_Texte fourni:_
########################################
Une seule fois, j'ai vu l'une des mésanges soigneusement (et c'est pas facile quand on n'a que son bec comme instrument) enrouler la chenille qu'elle avait transportée toute pendouillante, pour en faire une sorte de couronne. C'était en début de cette première journée de nourrissage. Je n'ai jamais revu cette scène. Peut-on imaginer que cette préparation était nécessaire pour la première becquée de ce nouveau mets ?






Ensuite, cette présentation ne semble plus nécessaire.


Il est vrai que parfois, la prise parait un peu mince.


Pendant un moment, je me suis demandé s'il n'y avait pas une spécialisation entre nos deux mésanges, l'une axée sur les larves et chenilles, l'autre sur les insectes volants. C'est vrai que le terrain de chasse est bien différent dans les deux cas. Mais, faute de pouvoir clairement différencier les deux individus, dans une espèce où mâle et femelle son très semblables, je ne peux l'affirmer. D'ailleurs, cette répartition des tâches change peut-être d'une fois sur l'autre, en fonction des hasards de la chasse (pourtant, en relisant mon texte et en revoyant mes photos, je me demande si l'on ne peut pas distinguer deux individus, l'un plus coloré, avec ces nuances roses typiques des mésanges à longue queue et l'autre plus monochrome, avec de beaux dégradés de gris). J'ai vu aussi se répéter plusieurs fois la même séquence : d'abord les insectes volants puis l'autre apporte une larve.
########################################
_Lignes:_

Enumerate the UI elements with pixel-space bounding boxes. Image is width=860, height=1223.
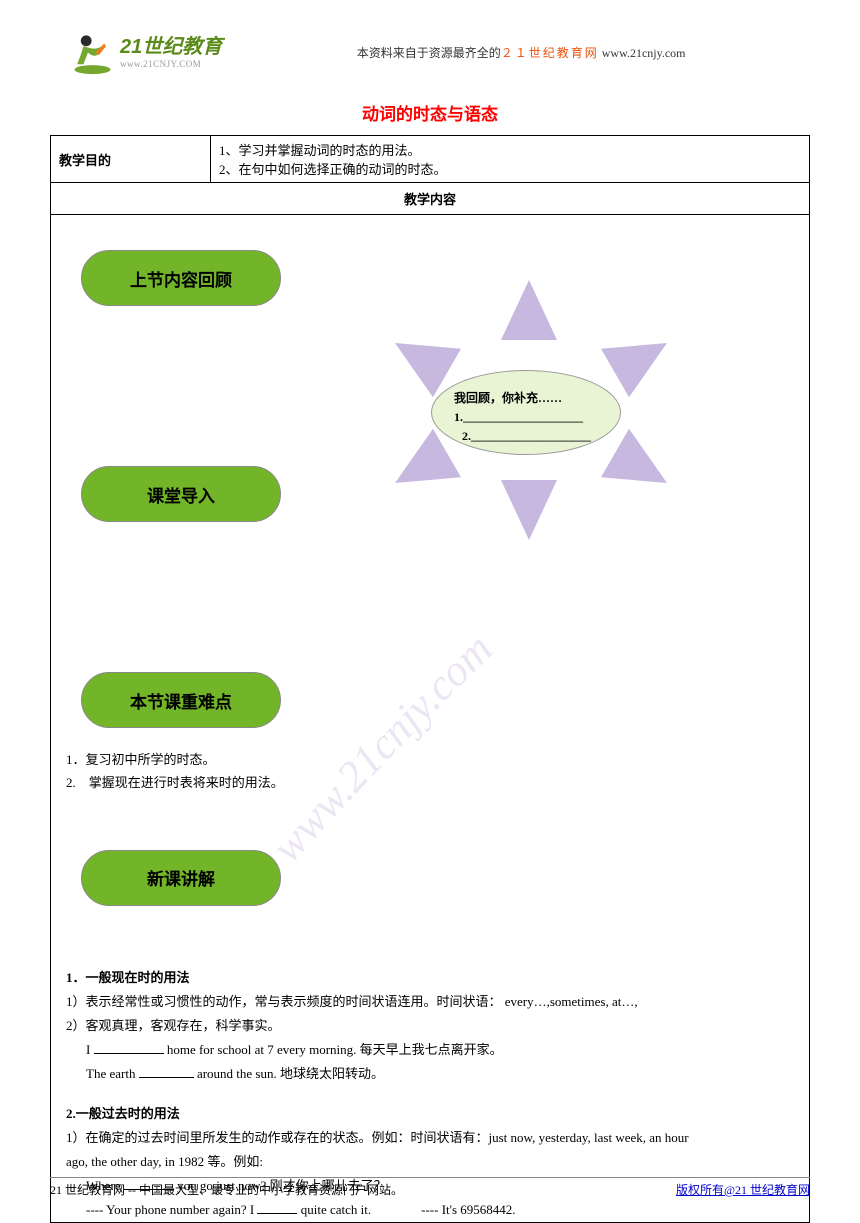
source-highlight: ２１世纪教育网 xyxy=(501,46,599,60)
pill-intro: 课堂导入 xyxy=(81,466,281,522)
sun-ray-icon xyxy=(601,319,681,397)
logo-main-text: 21世纪教育 xyxy=(120,35,222,59)
footer-link[interactable]: 版权所有@21 世纪教育网 xyxy=(676,1181,810,1198)
logo-url: www.21CNJY.COM xyxy=(120,59,222,70)
fill-blank[interactable] xyxy=(94,1041,164,1054)
logo-text: 21世纪教育 www.21CNJY.COM xyxy=(120,35,222,70)
goals-label: 教学目的 xyxy=(51,136,211,183)
section-2-title: 2.一般过去时的用法 xyxy=(66,1102,789,1126)
main-table: 教学目的 1、学习并掌握动词的时态的用法。 2、在句中如何选择正确的动词的时态。… xyxy=(50,135,810,1223)
fill-blank[interactable] xyxy=(139,1065,194,1078)
section-1-title: 1．一般现在时的用法 xyxy=(66,966,789,990)
content-body-row: www.21cnjy.com 我回顾，你补充…… 1._____________… xyxy=(51,215,810,1223)
goals-content: 1、学习并掌握动词的时态的用法。 2、在句中如何选择正确的动词的时态。 xyxy=(211,136,810,183)
sun-line1: 我回顾，你补充…… xyxy=(454,391,562,405)
content-header: 教学内容 xyxy=(51,183,810,215)
ex-text: ---- It's 69568442. xyxy=(421,1202,515,1217)
section-1-ex2: The earth around the sun. 地球绕太阳转动。 xyxy=(66,1062,789,1086)
pill-lesson: 新课讲解 xyxy=(81,850,281,906)
difficulty-2: 2. 掌握现在进行时表将来时的用法。 xyxy=(66,771,809,794)
difficulty-1: 1．复习初中所学的时态。 xyxy=(66,748,809,771)
pill-review: 上节内容回顾 xyxy=(81,250,281,306)
sun-ray-icon xyxy=(601,429,681,507)
sun-ray-icon xyxy=(501,280,557,340)
sun-ray-icon xyxy=(381,429,461,507)
sun-line3: 2.____________________ xyxy=(454,427,598,446)
sun-ray-icon xyxy=(501,480,557,540)
content-header-row: 教学内容 xyxy=(51,183,810,215)
sun-line2: 1.____________________ xyxy=(454,408,598,427)
section-1-ex1: I home for school at 7 every morning. 每天… xyxy=(66,1038,789,1062)
goal-1: 1、学习并掌握动词的时态的用法。 xyxy=(219,140,801,159)
ex-text: home for school at 7 every morning. 每天早上… xyxy=(164,1042,503,1057)
ex-text: around the sun. 地球绕太阳转动。 xyxy=(194,1066,384,1081)
section-2-line2: ago, the other day, in 1982 等。例如: xyxy=(66,1150,789,1174)
ex-text: The earth xyxy=(86,1066,139,1081)
pill-difficulty: 本节课重难点 xyxy=(81,672,281,728)
source-url: www.21cnjy.com xyxy=(599,46,686,60)
page-footer: 21 世纪教育网 -- 中国最大型、最专业的中小学教育资源门户网站。 版权所有@… xyxy=(50,1177,810,1198)
ex-text: ---- Your phone number again? I xyxy=(86,1202,257,1217)
section-2-line1: 1）在确定的过去时间里所发生的动作或存在的状态。例如：时间状语有：just no… xyxy=(66,1126,789,1150)
logo: 21世纪教育 www.21CNJY.COM xyxy=(70,30,222,75)
difficulty-list: 1．复习初中所学的时态。 2. 掌握现在进行时表将来时的用法。 xyxy=(66,748,809,795)
ex-text: I xyxy=(86,1042,94,1057)
watermark: www.21cnjy.com xyxy=(251,485,671,905)
goals-row: 教学目的 1、学习并掌握动词的时态的用法。 2、在句中如何选择正确的动词的时态。 xyxy=(51,136,810,183)
content-body: www.21cnjy.com 我回顾，你补充…… 1._____________… xyxy=(51,215,810,1223)
goal-2: 2、在句中如何选择正确的动词的时态。 xyxy=(219,159,801,178)
ex-text: quite catch it. xyxy=(297,1202,371,1217)
fill-blank[interactable] xyxy=(257,1201,297,1214)
logo-icon xyxy=(70,30,115,75)
sun-graphic: 我回顾，你补充…… 1.____________________ 2._____… xyxy=(381,285,661,535)
header-source: 本资料来自于资源最齐全的２１世纪教育网 www.21cnjy.com xyxy=(242,44,800,61)
sun-ray-icon xyxy=(381,319,461,397)
section-2-ex2: ---- Your phone number again? I quite ca… xyxy=(66,1198,789,1222)
page-title: 动词的时态与语态 xyxy=(0,100,860,125)
section-1-line1: 1）表示经常性或习惯性的动作，常与表示频度的时间状语连用。时间状语： every… xyxy=(66,990,789,1014)
page-header: 21世纪教育 www.21CNJY.COM 本资料来自于资源最齐全的２１世纪教育… xyxy=(0,0,860,85)
section-1-line2: 2）客观真理，客观存在，科学事实。 xyxy=(66,1014,789,1038)
footer-left: 21 世纪教育网 -- 中国最大型、最专业的中小学教育资源门户网站。 xyxy=(50,1181,403,1198)
source-prefix: 本资料来自于资源最齐全的 xyxy=(357,46,501,60)
sun-center: 我回顾，你补充…… 1.____________________ 2._____… xyxy=(431,370,621,455)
########################################
_Objectif:_ Recopiez à l'identique l'intégralité du texte sur les mésanges.

_Réponse complète:_
Une seule fois, j'ai vu l'une des mésanges soigneusement (et c'est pas facile quand on n'a que son bec comme instrument) enrouler la chenille qu'elle avait transportée toute pendouillante, pour en faire une sorte de couronne. C'était en début de cette première journée de nourrissage. Je n'ai jamais revu cette scène. Peut-on imaginer que cette préparation était nécessaire pour la première becquée de ce nouveau mets ?






Ensuite, cette présentation ne semble plus nécessaire.


Il est vrai que parfois, la prise parait un peu mince.


Pendant un moment, je me suis demandé s'il n'y avait pas une spécialisation entre nos deux mésanges, l'une axée sur les larves et chenilles, l'autre sur les insectes volants. C'est vrai que le terrain de chasse est bien différent dans les deux cas. Mais, faute de pouvoir clairement différencier les deux individus, dans une espèce où mâle et femelle son très semblables, je ne peux l'affirmer. D'ailleurs, cette répartition des tâches change peut-être d'une fois sur l'autre, en fonction des hasards de la chasse (pourtant, en relisant mon texte et en revoyant mes photos, je me demande si l'on ne peut pas distinguer deux individus, l'un plus coloré, avec ces nuances roses typiques des mésanges à longue queue et l'autre plus monochrome, avec de beaux dégradés de gris). J'ai vu aussi se répéter plusieurs fois la même séquence : d'abord les insectes volants puis l'autre apporte une larve.